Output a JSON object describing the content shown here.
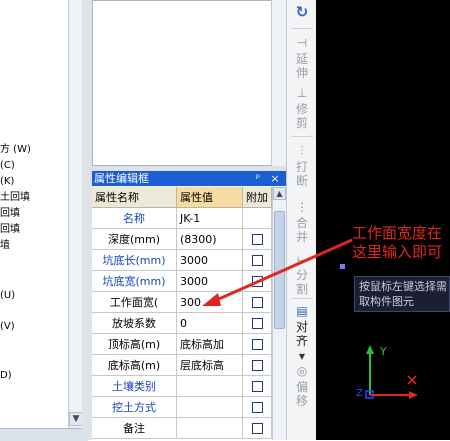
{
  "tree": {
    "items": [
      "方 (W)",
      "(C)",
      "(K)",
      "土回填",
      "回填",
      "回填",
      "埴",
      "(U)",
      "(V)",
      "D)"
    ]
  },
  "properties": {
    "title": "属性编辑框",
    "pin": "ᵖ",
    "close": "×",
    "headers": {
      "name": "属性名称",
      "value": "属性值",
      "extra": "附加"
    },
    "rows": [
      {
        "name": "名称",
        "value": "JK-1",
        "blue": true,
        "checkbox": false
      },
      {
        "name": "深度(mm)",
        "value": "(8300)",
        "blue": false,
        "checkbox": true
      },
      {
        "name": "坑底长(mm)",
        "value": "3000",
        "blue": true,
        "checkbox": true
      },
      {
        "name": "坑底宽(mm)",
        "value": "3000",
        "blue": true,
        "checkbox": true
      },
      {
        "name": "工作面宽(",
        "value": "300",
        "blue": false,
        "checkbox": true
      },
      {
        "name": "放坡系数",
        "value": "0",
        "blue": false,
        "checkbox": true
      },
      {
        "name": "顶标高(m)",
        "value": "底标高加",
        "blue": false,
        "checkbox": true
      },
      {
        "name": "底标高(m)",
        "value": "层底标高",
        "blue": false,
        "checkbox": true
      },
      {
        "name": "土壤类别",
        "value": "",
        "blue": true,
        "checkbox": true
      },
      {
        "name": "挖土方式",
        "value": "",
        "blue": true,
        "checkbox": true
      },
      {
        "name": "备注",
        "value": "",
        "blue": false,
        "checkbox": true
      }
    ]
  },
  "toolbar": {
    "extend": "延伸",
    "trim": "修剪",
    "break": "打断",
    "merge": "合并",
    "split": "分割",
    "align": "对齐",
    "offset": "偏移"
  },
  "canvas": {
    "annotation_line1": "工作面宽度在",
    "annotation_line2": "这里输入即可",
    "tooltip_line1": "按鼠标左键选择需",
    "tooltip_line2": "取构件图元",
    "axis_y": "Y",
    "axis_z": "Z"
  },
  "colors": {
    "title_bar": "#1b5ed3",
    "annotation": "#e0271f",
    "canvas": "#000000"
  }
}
+---+
● **Stated task**:
Reproduce every line of the material precisely, omitting its pictures.

● **Complete response**:
Output a JSON object describing the content shown here.
{
  "tree": {
    "items": [
      "方 (W)",
      "(C)",
      "(K)",
      "土回填",
      "回填",
      "回填",
      "埴",
      "(U)",
      "(V)",
      "D)"
    ]
  },
  "properties": {
    "title": "属性编辑框",
    "pin": "ᵖ",
    "close": "×",
    "headers": {
      "name": "属性名称",
      "value": "属性值",
      "extra": "附加"
    },
    "rows": [
      {
        "name": "名称",
        "value": "JK-1",
        "blue": true,
        "checkbox": false
      },
      {
        "name": "深度(mm)",
        "value": "(8300)",
        "blue": false,
        "checkbox": true
      },
      {
        "name": "坑底长(mm)",
        "value": "3000",
        "blue": true,
        "checkbox": true
      },
      {
        "name": "坑底宽(mm)",
        "value": "3000",
        "blue": true,
        "checkbox": true
      },
      {
        "name": "工作面宽(",
        "value": "300",
        "blue": false,
        "checkbox": true
      },
      {
        "name": "放坡系数",
        "value": "0",
        "blue": false,
        "checkbox": true
      },
      {
        "name": "顶标高(m)",
        "value": "底标高加",
        "blue": false,
        "checkbox": true
      },
      {
        "name": "底标高(m)",
        "value": "层底标高",
        "blue": false,
        "checkbox": true
      },
      {
        "name": "土壤类别",
        "value": "",
        "blue": true,
        "checkbox": true
      },
      {
        "name": "挖土方式",
        "value": "",
        "blue": true,
        "checkbox": true
      },
      {
        "name": "备注",
        "value": "",
        "blue": false,
        "checkbox": true
      }
    ]
  },
  "toolbar": {
    "extend": "延伸",
    "trim": "修剪",
    "break": "打断",
    "merge": "合并",
    "split": "分割",
    "align": "对齐",
    "offset": "偏移"
  },
  "canvas": {
    "annotation_line1": "工作面宽度在",
    "annotation_line2": "这里输入即可",
    "tooltip_line1": "按鼠标左键选择需",
    "tooltip_line2": "取构件图元",
    "axis_y": "Y",
    "axis_z": "Z"
  },
  "colors": {
    "title_bar": "#1b5ed3",
    "annotation": "#e0271f",
    "canvas": "#000000"
  }
}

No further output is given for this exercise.